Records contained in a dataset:
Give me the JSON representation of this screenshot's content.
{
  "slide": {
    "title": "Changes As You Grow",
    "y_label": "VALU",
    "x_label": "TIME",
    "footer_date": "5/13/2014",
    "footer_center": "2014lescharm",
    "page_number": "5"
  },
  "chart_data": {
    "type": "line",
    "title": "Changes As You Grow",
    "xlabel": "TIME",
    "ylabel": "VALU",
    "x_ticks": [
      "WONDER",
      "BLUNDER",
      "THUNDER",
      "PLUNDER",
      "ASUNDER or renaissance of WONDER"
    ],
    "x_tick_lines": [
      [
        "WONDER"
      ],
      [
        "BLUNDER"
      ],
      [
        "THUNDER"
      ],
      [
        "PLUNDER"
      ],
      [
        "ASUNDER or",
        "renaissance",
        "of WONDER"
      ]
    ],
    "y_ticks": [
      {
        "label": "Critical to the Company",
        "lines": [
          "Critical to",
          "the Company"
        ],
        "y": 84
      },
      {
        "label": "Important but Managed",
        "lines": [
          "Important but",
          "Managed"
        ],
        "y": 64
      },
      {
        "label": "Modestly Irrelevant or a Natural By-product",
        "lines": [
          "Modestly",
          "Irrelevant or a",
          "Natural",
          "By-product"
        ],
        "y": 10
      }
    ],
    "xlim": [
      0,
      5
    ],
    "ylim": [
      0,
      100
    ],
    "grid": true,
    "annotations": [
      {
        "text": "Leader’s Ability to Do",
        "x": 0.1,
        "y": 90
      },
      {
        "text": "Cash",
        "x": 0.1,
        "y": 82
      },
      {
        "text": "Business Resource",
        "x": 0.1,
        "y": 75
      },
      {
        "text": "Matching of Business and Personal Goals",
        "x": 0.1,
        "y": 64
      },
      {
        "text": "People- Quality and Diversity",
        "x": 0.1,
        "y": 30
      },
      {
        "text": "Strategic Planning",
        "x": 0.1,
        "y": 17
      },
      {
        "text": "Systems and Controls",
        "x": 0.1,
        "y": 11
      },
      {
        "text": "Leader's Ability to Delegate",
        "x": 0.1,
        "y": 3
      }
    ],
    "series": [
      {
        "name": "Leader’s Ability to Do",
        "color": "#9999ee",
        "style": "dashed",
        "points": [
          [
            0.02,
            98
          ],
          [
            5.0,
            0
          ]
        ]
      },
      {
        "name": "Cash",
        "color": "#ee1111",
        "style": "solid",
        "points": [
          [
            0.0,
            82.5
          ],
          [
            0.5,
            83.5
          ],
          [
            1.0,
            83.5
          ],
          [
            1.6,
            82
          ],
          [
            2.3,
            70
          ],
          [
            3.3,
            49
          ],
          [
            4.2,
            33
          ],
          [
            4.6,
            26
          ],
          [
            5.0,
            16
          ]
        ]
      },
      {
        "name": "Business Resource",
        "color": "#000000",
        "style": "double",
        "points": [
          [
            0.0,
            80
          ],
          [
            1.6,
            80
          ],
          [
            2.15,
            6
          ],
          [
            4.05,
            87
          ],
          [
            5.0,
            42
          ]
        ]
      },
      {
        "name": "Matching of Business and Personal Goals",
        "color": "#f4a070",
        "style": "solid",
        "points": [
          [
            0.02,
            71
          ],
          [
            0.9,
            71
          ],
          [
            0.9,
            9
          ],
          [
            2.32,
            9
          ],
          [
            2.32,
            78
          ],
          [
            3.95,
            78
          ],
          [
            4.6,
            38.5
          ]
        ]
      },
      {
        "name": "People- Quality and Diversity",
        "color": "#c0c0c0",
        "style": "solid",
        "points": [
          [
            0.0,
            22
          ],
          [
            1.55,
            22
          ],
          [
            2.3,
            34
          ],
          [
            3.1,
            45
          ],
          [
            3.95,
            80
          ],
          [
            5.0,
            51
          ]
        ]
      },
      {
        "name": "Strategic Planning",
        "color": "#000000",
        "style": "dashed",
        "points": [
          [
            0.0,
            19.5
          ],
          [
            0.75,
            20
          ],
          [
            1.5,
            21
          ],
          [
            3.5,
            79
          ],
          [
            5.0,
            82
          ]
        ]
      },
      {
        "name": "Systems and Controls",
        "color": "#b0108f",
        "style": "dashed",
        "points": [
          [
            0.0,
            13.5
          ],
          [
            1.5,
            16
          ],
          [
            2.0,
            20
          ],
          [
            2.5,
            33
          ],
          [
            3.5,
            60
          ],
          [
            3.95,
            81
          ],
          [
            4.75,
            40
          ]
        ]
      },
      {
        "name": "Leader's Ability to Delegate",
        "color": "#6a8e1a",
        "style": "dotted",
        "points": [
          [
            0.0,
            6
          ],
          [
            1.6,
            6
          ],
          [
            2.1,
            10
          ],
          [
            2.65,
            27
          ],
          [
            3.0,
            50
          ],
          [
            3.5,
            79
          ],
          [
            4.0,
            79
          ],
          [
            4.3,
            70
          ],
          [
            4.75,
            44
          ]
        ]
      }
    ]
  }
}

## OBJECTIVE
Would you restate each of the entries word for word?

## RESPONSE
Give me the JSON representation of this screenshot's content.
{
  "slide": {
    "title": "Changes As You Grow",
    "y_label": "VALU",
    "x_label": "TIME",
    "footer_date": "5/13/2014",
    "footer_center": "2014lescharm",
    "page_number": "5"
  },
  "chart_data": {
    "type": "line",
    "title": "Changes As You Grow",
    "xlabel": "TIME",
    "ylabel": "VALU",
    "x_ticks": [
      "WONDER",
      "BLUNDER",
      "THUNDER",
      "PLUNDER",
      "ASUNDER or renaissance of WONDER"
    ],
    "x_tick_lines": [
      [
        "WONDER"
      ],
      [
        "BLUNDER"
      ],
      [
        "THUNDER"
      ],
      [
        "PLUNDER"
      ],
      [
        "ASUNDER or",
        "renaissance",
        "of WONDER"
      ]
    ],
    "y_ticks": [
      {
        "label": "Critical to the Company",
        "lines": [
          "Critical to",
          "the Company"
        ],
        "y": 84
      },
      {
        "label": "Important but Managed",
        "lines": [
          "Important but",
          "Managed"
        ],
        "y": 64
      },
      {
        "label": "Modestly Irrelevant or a Natural By-product",
        "lines": [
          "Modestly",
          "Irrelevant or a",
          "Natural",
          "By-product"
        ],
        "y": 10
      }
    ],
    "xlim": [
      0,
      5
    ],
    "ylim": [
      0,
      100
    ],
    "grid": true,
    "annotations": [
      {
        "text": "Leader’s Ability to Do",
        "x": 0.1,
        "y": 90
      },
      {
        "text": "Cash",
        "x": 0.1,
        "y": 82
      },
      {
        "text": "Business Resource",
        "x": 0.1,
        "y": 75
      },
      {
        "text": "Matching of Business and Personal Goals",
        "x": 0.1,
        "y": 64
      },
      {
        "text": "People- Quality and Diversity",
        "x": 0.1,
        "y": 30
      },
      {
        "text": "Strategic Planning",
        "x": 0.1,
        "y": 17
      },
      {
        "text": "Systems and Controls",
        "x": 0.1,
        "y": 11
      },
      {
        "text": "Leader's Ability to Delegate",
        "x": 0.1,
        "y": 3
      }
    ],
    "series": [
      {
        "name": "Leader’s Ability to Do",
        "color": "#9999ee",
        "style": "dashed",
        "points": [
          [
            0.02,
            98
          ],
          [
            5.0,
            0
          ]
        ]
      },
      {
        "name": "Cash",
        "color": "#ee1111",
        "style": "solid",
        "points": [
          [
            0.0,
            82.5
          ],
          [
            0.5,
            83.5
          ],
          [
            1.0,
            83.5
          ],
          [
            1.6,
            82
          ],
          [
            2.3,
            70
          ],
          [
            3.3,
            49
          ],
          [
            4.2,
            33
          ],
          [
            4.6,
            26
          ],
          [
            5.0,
            16
          ]
        ]
      },
      {
        "name": "Business Resource",
        "color": "#000000",
        "style": "double",
        "points": [
          [
            0.0,
            80
          ],
          [
            1.6,
            80
          ],
          [
            2.15,
            6
          ],
          [
            4.05,
            87
          ],
          [
            5.0,
            42
          ]
        ]
      },
      {
        "name": "Matching of Business and Personal Goals",
        "color": "#f4a070",
        "style": "solid",
        "points": [
          [
            0.02,
            71
          ],
          [
            0.9,
            71
          ],
          [
            0.9,
            9
          ],
          [
            2.32,
            9
          ],
          [
            2.32,
            78
          ],
          [
            3.95,
            78
          ],
          [
            4.6,
            38.5
          ]
        ]
      },
      {
        "name": "People- Quality and Diversity",
        "color": "#c0c0c0",
        "style": "solid",
        "points": [
          [
            0.0,
            22
          ],
          [
            1.55,
            22
          ],
          [
            2.3,
            34
          ],
          [
            3.1,
            45
          ],
          [
            3.95,
            80
          ],
          [
            5.0,
            51
          ]
        ]
      },
      {
        "name": "Strategic Planning",
        "color": "#000000",
        "style": "dashed",
        "points": [
          [
            0.0,
            19.5
          ],
          [
            0.75,
            20
          ],
          [
            1.5,
            21
          ],
          [
            3.5,
            79
          ],
          [
            5.0,
            82
          ]
        ]
      },
      {
        "name": "Systems and Controls",
        "color": "#b0108f",
        "style": "dashed",
        "points": [
          [
            0.0,
            13.5
          ],
          [
            1.5,
            16
          ],
          [
            2.0,
            20
          ],
          [
            2.5,
            33
          ],
          [
            3.5,
            60
          ],
          [
            3.95,
            81
          ],
          [
            4.75,
            40
          ]
        ]
      },
      {
        "name": "Leader's Ability to Delegate",
        "color": "#6a8e1a",
        "style": "dotted",
        "points": [
          [
            0.0,
            6
          ],
          [
            1.6,
            6
          ],
          [
            2.1,
            10
          ],
          [
            2.65,
            27
          ],
          [
            3.0,
            50
          ],
          [
            3.5,
            79
          ],
          [
            4.0,
            79
          ],
          [
            4.3,
            70
          ],
          [
            4.75,
            44
          ]
        ]
      }
    ]
  }
}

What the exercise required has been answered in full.